→ **Data for the task**
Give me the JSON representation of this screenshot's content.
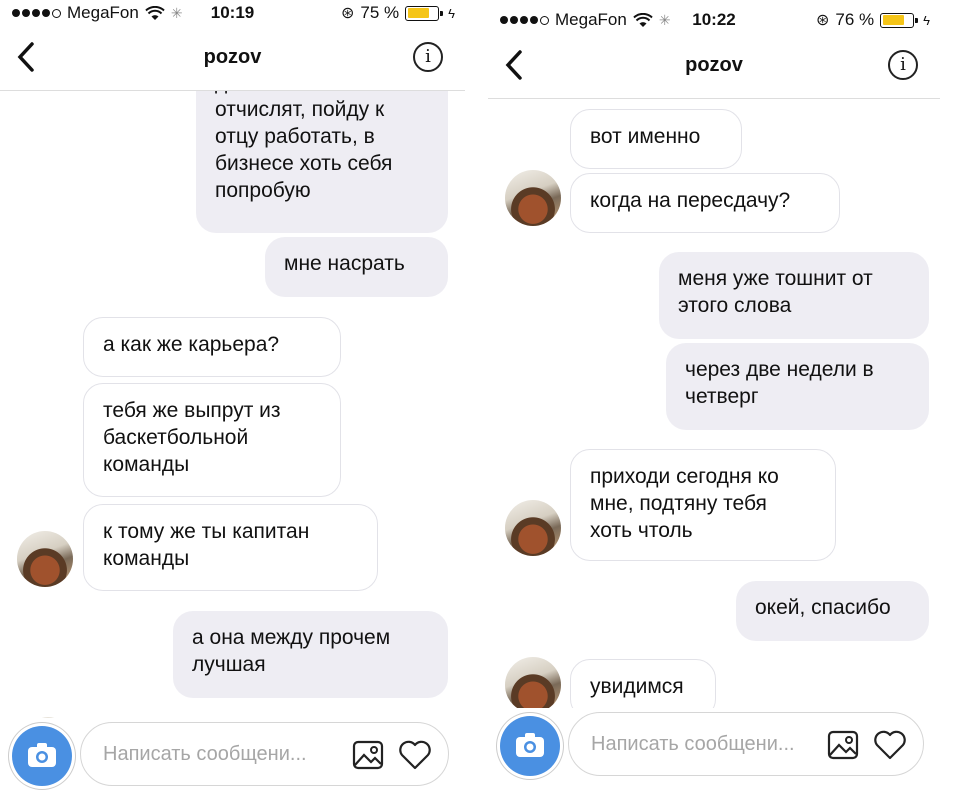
{
  "left": {
    "status": {
      "carrier": "MegaFon",
      "time": "10:19",
      "battery": "75 %",
      "battery_level": 0.75
    },
    "header": {
      "title": "pozov",
      "info": "i"
    },
    "messages": [
      {
        "dir": "out",
        "text": "даже если и\nотчислят, пойду к\nотцу работать, в\nбизнесе хоть себя\nпопробую"
      },
      {
        "dir": "out",
        "text": "мне насрать"
      },
      {
        "dir": "in",
        "text": "а как же карьера?"
      },
      {
        "dir": "in",
        "text": "тебя же выпрут из\nбаскетбольной\nкоманды"
      },
      {
        "dir": "in",
        "text": "к тому же ты капитан\nкоманды"
      },
      {
        "dir": "out",
        "text": "а она между прочем\nлучшая"
      }
    ],
    "composer": {
      "placeholder": "Написать сообщени..."
    }
  },
  "right": {
    "status": {
      "carrier": "MegaFon",
      "time": "10:22",
      "battery": "76 %",
      "battery_level": 0.76
    },
    "header": {
      "title": "pozov",
      "info": "i"
    },
    "messages": [
      {
        "dir": "in",
        "text": "вот именно"
      },
      {
        "dir": "in",
        "text": "когда на пересдачу?"
      },
      {
        "dir": "out",
        "text": "меня уже тошнит от\nэтого слова"
      },
      {
        "dir": "out",
        "text": "через две недели в\nчетверг"
      },
      {
        "dir": "in",
        "text": "приходи сегодня ко\nмне, подтяну тебя\nхоть чтоль"
      },
      {
        "dir": "out",
        "text": "окей, спасибо"
      },
      {
        "dir": "in",
        "text": "увидимся"
      }
    ],
    "composer": {
      "placeholder": "Написать сообщени..."
    }
  },
  "colors": {
    "accent": "#4a90e2",
    "bubble_out": "#eeedf3",
    "battery": "#f5c518"
  },
  "icons": [
    "chevron-left-icon",
    "info-icon",
    "camera-icon",
    "image-icon",
    "heart-icon",
    "wifi-icon",
    "signal-dots-icon",
    "lock-rotation-icon",
    "charging-icon"
  ]
}
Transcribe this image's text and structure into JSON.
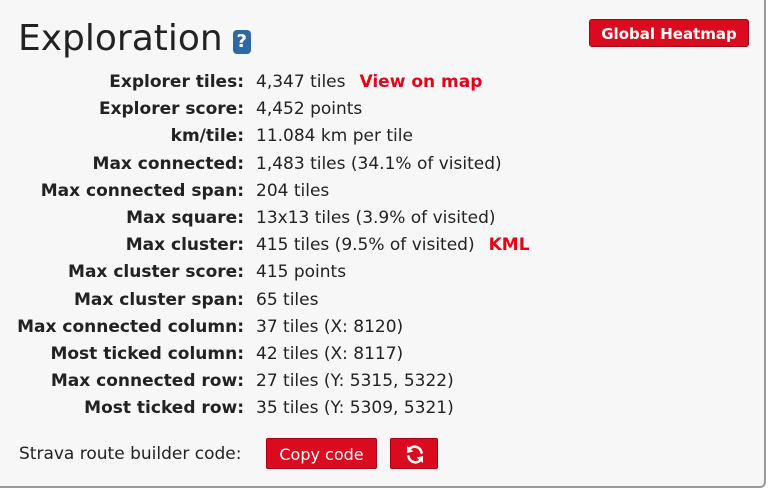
{
  "header": {
    "title": "Exploration",
    "help_label": "?",
    "heatmap_button": "Global Heatmap"
  },
  "stats": [
    {
      "label": "Explorer tiles:",
      "value": "4,347 tiles",
      "link": "View on map"
    },
    {
      "label": "Explorer score:",
      "value": "4,452 points"
    },
    {
      "label": "km/tile:",
      "value": "11.084 km per tile"
    },
    {
      "label": "Max connected:",
      "value": "1,483 tiles (34.1% of visited)"
    },
    {
      "label": "Max connected span:",
      "value": "204 tiles"
    },
    {
      "label": "Max square:",
      "value": "13x13 tiles (3.9% of visited)"
    },
    {
      "label": "Max cluster:",
      "value": "415 tiles (9.5% of visited)",
      "link": "KML"
    },
    {
      "label": "Max cluster score:",
      "value": "415 points"
    },
    {
      "label": "Max cluster span:",
      "value": "65 tiles"
    },
    {
      "label": "Max connected column:",
      "value": "37 tiles (X: 8120)"
    },
    {
      "label": "Most ticked column:",
      "value": "42 tiles (X: 8117)"
    },
    {
      "label": "Max connected row:",
      "value": "27 tiles (Y: 5315, 5322)"
    },
    {
      "label": "Most ticked row:",
      "value": "35 tiles (Y: 5309, 5321)"
    }
  ],
  "route_builder": {
    "label": "Strava route builder code:",
    "copy_button": "Copy code",
    "refresh_icon": "refresh-icon"
  },
  "colors": {
    "accent": "#dc0a1e",
    "link": "#e60017",
    "help_badge": "#2e6aa1",
    "panel_background": "#f7f7f7"
  }
}
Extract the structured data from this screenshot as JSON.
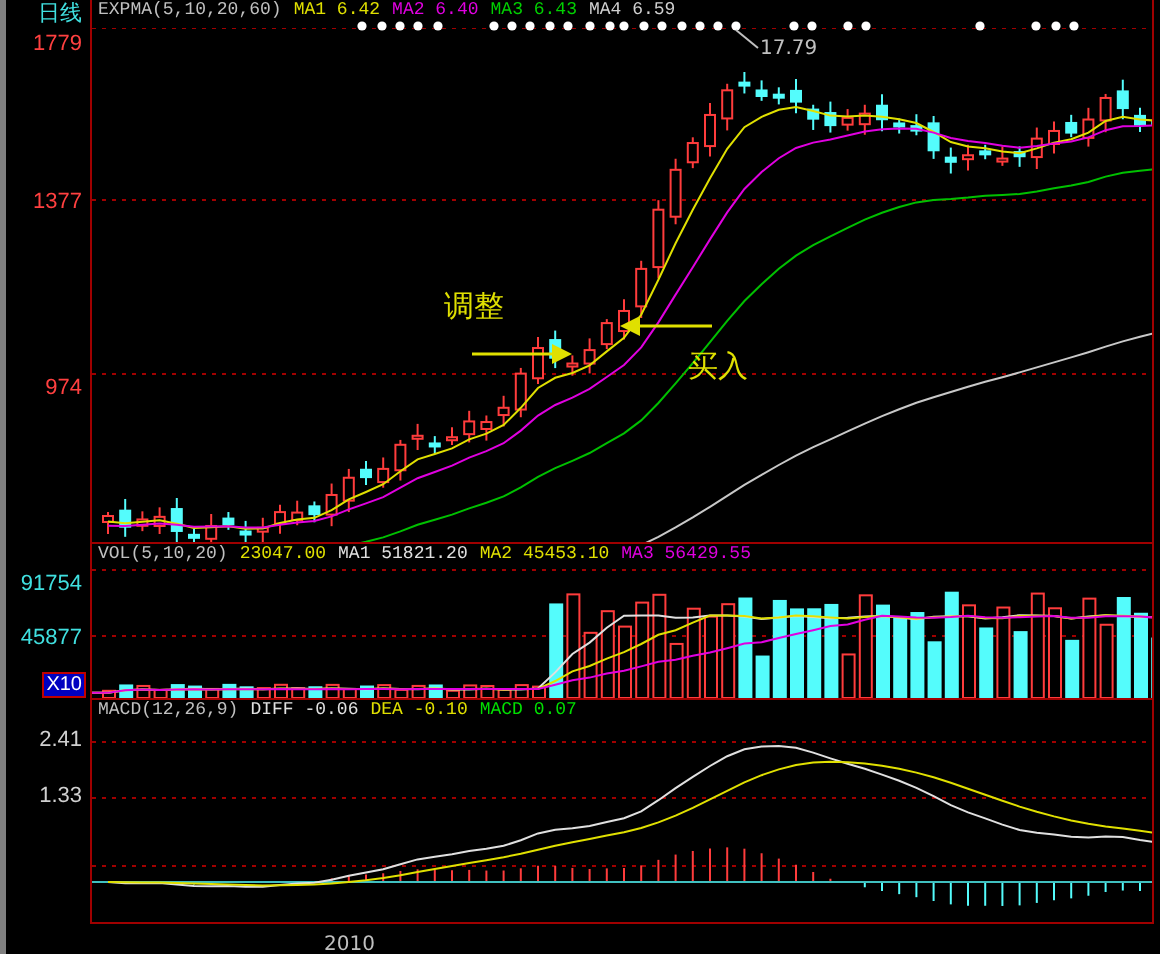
{
  "chart_label": "日线",
  "main_panel": {
    "legend": [
      {
        "text": "EXPMA(5,10,20,60)",
        "color": "#c0c0c0"
      },
      {
        "text": "MA1 6.42",
        "color": "#e0e000"
      },
      {
        "text": "MA2 6.40",
        "color": "#e000e0"
      },
      {
        "text": "MA3 6.43",
        "color": "#00d000"
      },
      {
        "text": "MA4 6.59",
        "color": "#d0d0d0"
      }
    ],
    "axis_labels": [
      "1779",
      "1377",
      "974"
    ],
    "annotations": {
      "peak_price": "17.79",
      "adjust_label": "调整",
      "buy_label": "买入"
    }
  },
  "volume_panel": {
    "legend": [
      {
        "text": "VOL(5,10,20)",
        "color": "#c0c0c0"
      },
      {
        "text": "23047.00",
        "color": "#e0e000"
      },
      {
        "text": "MA1 51821.20",
        "color": "#e0e0e0"
      },
      {
        "text": "MA2 45453.10",
        "color": "#e0e000"
      },
      {
        "text": "MA3 56429.55",
        "color": "#e000e0"
      }
    ],
    "axis_labels": [
      "91754",
      "45877"
    ],
    "scale_badge": "X10"
  },
  "macd_panel": {
    "legend": [
      {
        "text": "MACD(12,26,9)",
        "color": "#c0c0c0"
      },
      {
        "text": "DIFF -0.06",
        "color": "#e0e0e0"
      },
      {
        "text": "DEA -0.10",
        "color": "#e0e000"
      },
      {
        "text": "MACD 0.07",
        "color": "#00e000"
      }
    ],
    "axis_labels": [
      "2.41",
      "1.33"
    ]
  },
  "x_axis": {
    "labels": [
      "2010"
    ]
  }
}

→ **The task**
Quote the entries above word for word. Leave the images out.

→ **Exercise result**
Give me the JSON representation of this screenshot's content.
{
  "left": {
    "status": {
      "carrier": "MegaFon",
      "time": "10:19",
      "battery": "75 %",
      "battery_level": 0.75
    },
    "header": {
      "title": "pozov",
      "info": "i"
    },
    "messages": [
      {
        "dir": "out",
        "text": "даже если и\nотчислят, пойду к\nотцу работать, в\nбизнесе хоть себя\nпопробую"
      },
      {
        "dir": "out",
        "text": "мне насрать"
      },
      {
        "dir": "in",
        "text": "а как же карьера?"
      },
      {
        "dir": "in",
        "text": "тебя же выпрут из\nбаскетбольной\nкоманды"
      },
      {
        "dir": "in",
        "text": "к тому же ты капитан\nкоманды"
      },
      {
        "dir": "out",
        "text": "а она между прочем\nлучшая"
      }
    ],
    "composer": {
      "placeholder": "Написать сообщени..."
    }
  },
  "right": {
    "status": {
      "carrier": "MegaFon",
      "time": "10:22",
      "battery": "76 %",
      "battery_level": 0.76
    },
    "header": {
      "title": "pozov",
      "info": "i"
    },
    "messages": [
      {
        "dir": "in",
        "text": "вот именно"
      },
      {
        "dir": "in",
        "text": "когда на пересдачу?"
      },
      {
        "dir": "out",
        "text": "меня уже тошнит от\nэтого слова"
      },
      {
        "dir": "out",
        "text": "через две недели в\nчетверг"
      },
      {
        "dir": "in",
        "text": "приходи сегодня ко\nмне, подтяну тебя\nхоть чтоль"
      },
      {
        "dir": "out",
        "text": "окей, спасибо"
      },
      {
        "dir": "in",
        "text": "увидимся"
      }
    ],
    "composer": {
      "placeholder": "Написать сообщени..."
    }
  },
  "colors": {
    "accent": "#4a90e2",
    "bubble_out": "#eeedf3",
    "battery": "#f5c518"
  },
  "icons": [
    "chevron-left-icon",
    "info-icon",
    "camera-icon",
    "image-icon",
    "heart-icon",
    "wifi-icon",
    "signal-dots-icon",
    "lock-rotation-icon",
    "charging-icon"
  ]
}
Transcribe this image's text and structure into JSON.
{
  "header": {
    "title": "Exploration",
    "help_label": "?",
    "heatmap_button": "Global Heatmap"
  },
  "stats": [
    {
      "label": "Explorer tiles:",
      "value": "4,347 tiles",
      "link": "View on map"
    },
    {
      "label": "Explorer score:",
      "value": "4,452 points"
    },
    {
      "label": "km/tile:",
      "value": "11.084 km per tile"
    },
    {
      "label": "Max connected:",
      "value": "1,483 tiles (34.1% of visited)"
    },
    {
      "label": "Max connected span:",
      "value": "204 tiles"
    },
    {
      "label": "Max square:",
      "value": "13x13 tiles (3.9% of visited)"
    },
    {
      "label": "Max cluster:",
      "value": "415 tiles (9.5% of visited)",
      "link": "KML"
    },
    {
      "label": "Max cluster score:",
      "value": "415 points"
    },
    {
      "label": "Max cluster span:",
      "value": "65 tiles"
    },
    {
      "label": "Max connected column:",
      "value": "37 tiles (X: 8120)"
    },
    {
      "label": "Most ticked column:",
      "value": "42 tiles (X: 8117)"
    },
    {
      "label": "Max connected row:",
      "value": "27 tiles (Y: 5315, 5322)"
    },
    {
      "label": "Most ticked row:",
      "value": "35 tiles (Y: 5309, 5321)"
    }
  ],
  "route_builder": {
    "label": "Strava route builder code:",
    "copy_button": "Copy code",
    "refresh_icon": "refresh-icon"
  },
  "colors": {
    "accent": "#dc0a1e",
    "link": "#e60017",
    "help_badge": "#2e6aa1",
    "panel_background": "#f7f7f7"
  }
}
Extract the structured data from this screenshot as JSON.
{
  "chart_label": "日线",
  "main_panel": {
    "legend": [
      {
        "text": "EXPMA(5,10,20,60)",
        "color": "#c0c0c0"
      },
      {
        "text": "MA1 6.42",
        "color": "#e0e000"
      },
      {
        "text": "MA2 6.40",
        "color": "#e000e0"
      },
      {
        "text": "MA3 6.43",
        "color": "#00d000"
      },
      {
        "text": "MA4 6.59",
        "color": "#d0d0d0"
      }
    ],
    "axis_labels": [
      "1779",
      "1377",
      "974"
    ],
    "annotations": {
      "peak_price": "17.79",
      "adjust_label": "调整",
      "buy_label": "买入"
    }
  },
  "volume_panel": {
    "legend": [
      {
        "text": "VOL(5,10,20)",
        "color": "#c0c0c0"
      },
      {
        "text": "23047.00",
        "color": "#e0e000"
      },
      {
        "text": "MA1 51821.20",
        "color": "#e0e0e0"
      },
      {
        "text": "MA2 45453.10",
        "color": "#e0e000"
      },
      {
        "text": "MA3 56429.55",
        "color": "#e000e0"
      }
    ],
    "axis_labels": [
      "91754",
      "45877"
    ],
    "scale_badge": "X10"
  },
  "macd_panel": {
    "legend": [
      {
        "text": "MACD(12,26,9)",
        "color": "#c0c0c0"
      },
      {
        "text": "DIFF -0.06",
        "color": "#e0e0e0"
      },
      {
        "text": "DEA -0.10",
        "color": "#e0e000"
      },
      {
        "text": "MACD 0.07",
        "color": "#00e000"
      }
    ],
    "axis_labels": [
      "2.41",
      "1.33"
    ]
  },
  "x_axis": {
    "labels": [
      "2010"
    ]
  }
}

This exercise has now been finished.